*DOCUMENT SECTION:*
* start *

Bezos article
http://www.alwayson-network.com/comments.php?id=10754_0_3_1_C
Jeff Bezos Reaches for the Stars
Jeff Bezos has just launched a brand-new company, and nothing about it—not the product, not the approach—is like Amazon.com.
Jeff Bezos [Amazon.com] | POSTED: 07.13.05 @07:30
This past fall, Amazon.com's founder and CEO, Jeff Bezos, sat down for an interview with Josh Quittner of Business 2.0. The meeting was part of the Churchill Club's annual "Dinner with Jeff Bezos." At this year's event, Mr. Bezos talked about how he went about building up Amazon.com, and why he's taking an entirely different approach with his new venture. Part Six of nine.
Quittner: If you were starting a business today, what would it be? I love the story about how you came upon online retail and you did it in a very methodical way. If you applied that same set of structures to what you see going on around you today, where would you say the big opportunity is?
Bezos: This isn't really an answer to that question exactly in the way you intended, but I am funding a new company today. And I'm going about it pretty much in the opposite way of how I started Amazon.com. With Amazon, I made a list of 20 different products and ranked them by a bunch of different criteria. It was extremely analytical.
Quittner: Why don't you tell us that story? You were at D. E. Shaw.
Bezos: I was, and I came across the fact that web usage was growing 2,300 percent a year. This was in the spring of 1994. Now, very few things grow at 2,300 percent a year, so I was very skeptical of the claim and asked a methodological guy to look into it. His name was John Quarterman—
Quittner: He didn't know what baseline web usage was.
Bezos: But he could measure the growth rate because he had sniffers at certain key internet hubs and he could watch how many packets were flowing by in web format; and so he could just measure the growth rates without even knowing the baseline usage. So once I believed that it was really growing that fast, then it was pretty clear that anything growing that fast—even if it had a fairly small baseline usage at the time and was fairly invisible, as it was for most people in 1994—would someday be everywhere. The question in my mind was: is there a business plan that makes sense in the context of this very rapid growth rate? I just started to delve into this. I thought "Wow, I'm one of the few people in the world who knows that the web is growing at 2,300 percent a year."
-- ADVERTISEMENT --
Quittner: Even though [that fact] was actually published on the web.
Bezos: Even though it was published on the web in the spring of 1994. So of course, there were a lot of people working on a bunch of related stuff. There were people thinking of the software tool space. Mark Andreessen and Jim Clark were already hard at work on what would become Netscape Communications. They called it Mosaic at the time. You looked around and there were a lot of people working on this.
But one of the things that was still very early and very rudimentary, although there were some early efforts, was e-commerce. There were actually rules at that time which prohibited commerce on the internet because it was a government-funded entity, but already those rules were being broadly flouted. It was also clear that they already had plans to open it up to commerce within the next year. All those things were moving in the right direction, and so the question that I asked was: "What's the first, best product to sell online?"
I went to the Direct Marketers Association and got the list of all the things that were sold remotely. Apparel was the number one remote sales category. Gourmet food was number two. Way down at the bottom of the list were books, and the books category was only on there because of things like the Book of the Month Club, because there really are no paper catalogs to speak of that sell books.

* end *

*TASK REQUIREMENTS:*
**A.** Reproduce the Bezos interview word for word, from "Bezos article" up to and including "Six of nine.".
**B.** Turn the paragraph of the Bezos interview that begins "But one of the things that was still very early" into a short list that keeps its main facts.

*ENTRIES SHOWN:*

* start *

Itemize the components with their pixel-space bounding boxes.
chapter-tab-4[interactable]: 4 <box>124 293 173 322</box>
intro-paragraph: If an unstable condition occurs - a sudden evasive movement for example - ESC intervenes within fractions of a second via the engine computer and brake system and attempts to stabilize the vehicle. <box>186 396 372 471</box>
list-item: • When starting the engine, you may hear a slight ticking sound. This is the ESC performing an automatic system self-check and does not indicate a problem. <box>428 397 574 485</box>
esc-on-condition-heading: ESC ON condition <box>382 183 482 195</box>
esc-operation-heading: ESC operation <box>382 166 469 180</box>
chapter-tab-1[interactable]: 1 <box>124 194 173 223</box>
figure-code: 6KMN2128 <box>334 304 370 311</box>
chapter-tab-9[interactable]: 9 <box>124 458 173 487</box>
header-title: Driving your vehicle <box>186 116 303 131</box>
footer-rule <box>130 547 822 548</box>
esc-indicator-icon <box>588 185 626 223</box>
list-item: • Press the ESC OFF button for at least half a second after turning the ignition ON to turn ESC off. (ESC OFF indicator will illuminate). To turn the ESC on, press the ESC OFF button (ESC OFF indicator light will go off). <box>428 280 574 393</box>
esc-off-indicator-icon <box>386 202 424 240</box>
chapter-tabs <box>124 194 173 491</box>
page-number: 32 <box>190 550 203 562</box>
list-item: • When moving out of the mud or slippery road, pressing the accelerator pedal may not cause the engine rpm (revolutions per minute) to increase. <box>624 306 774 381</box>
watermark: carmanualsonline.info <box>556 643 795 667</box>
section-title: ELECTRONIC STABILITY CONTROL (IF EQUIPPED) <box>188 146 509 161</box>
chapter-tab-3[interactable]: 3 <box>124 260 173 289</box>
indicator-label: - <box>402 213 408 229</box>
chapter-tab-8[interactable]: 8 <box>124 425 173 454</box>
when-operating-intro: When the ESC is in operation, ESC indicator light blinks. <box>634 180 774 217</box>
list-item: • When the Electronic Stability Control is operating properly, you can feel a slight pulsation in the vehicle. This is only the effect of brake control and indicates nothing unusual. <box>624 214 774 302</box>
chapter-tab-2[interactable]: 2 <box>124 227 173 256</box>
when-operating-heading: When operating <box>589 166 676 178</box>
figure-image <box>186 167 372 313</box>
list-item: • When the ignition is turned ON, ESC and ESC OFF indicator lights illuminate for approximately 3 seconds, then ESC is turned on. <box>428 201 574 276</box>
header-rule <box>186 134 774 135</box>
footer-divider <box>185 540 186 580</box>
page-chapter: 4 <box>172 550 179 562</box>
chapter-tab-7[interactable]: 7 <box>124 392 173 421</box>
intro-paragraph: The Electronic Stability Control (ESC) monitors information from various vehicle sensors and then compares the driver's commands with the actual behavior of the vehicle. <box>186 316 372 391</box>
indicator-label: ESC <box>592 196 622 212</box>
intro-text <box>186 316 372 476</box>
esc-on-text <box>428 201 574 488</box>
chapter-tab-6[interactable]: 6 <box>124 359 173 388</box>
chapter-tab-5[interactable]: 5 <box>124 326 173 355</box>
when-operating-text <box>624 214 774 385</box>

* end *

*WRITTEN ANSWERS:*
**A.**
Bezos article
http://www.alwayson-network.com/comments.php?id=10754_0_3_1_C
Jeff Bezos Reaches for the Stars
Jeff Bezos has just launched a brand-new company, and nothing about it—not the product, not the approach—is like Amazon.com.
Jeff Bezos [Amazon.com] | POSTED: 07.13.05 @07:30
This past fall, Amazon.com's founder and CEO, Jeff Bezos, sat down for an interview with Josh Quittner of Business 2.0. The meeting was part of the Churchill Club's annual "Dinner with Jeff Bezos." At this year's event, Mr. Bezos talked about how he went about building up Amazon.com, and why he's taking an entirely different approach with his new venture. Part Six of nine.

**B.**
- E-commerce was still very early and rudimentary, though there were some early efforts.
- Because the internet was government-funded, rules at the time banned commerce on it, but people were already broadly ignoring them.
- Plans were in place to open the internet to commerce within the next year.
- With all of this moving in the right direction, Bezos asked: "What's the first, best product to sell online?"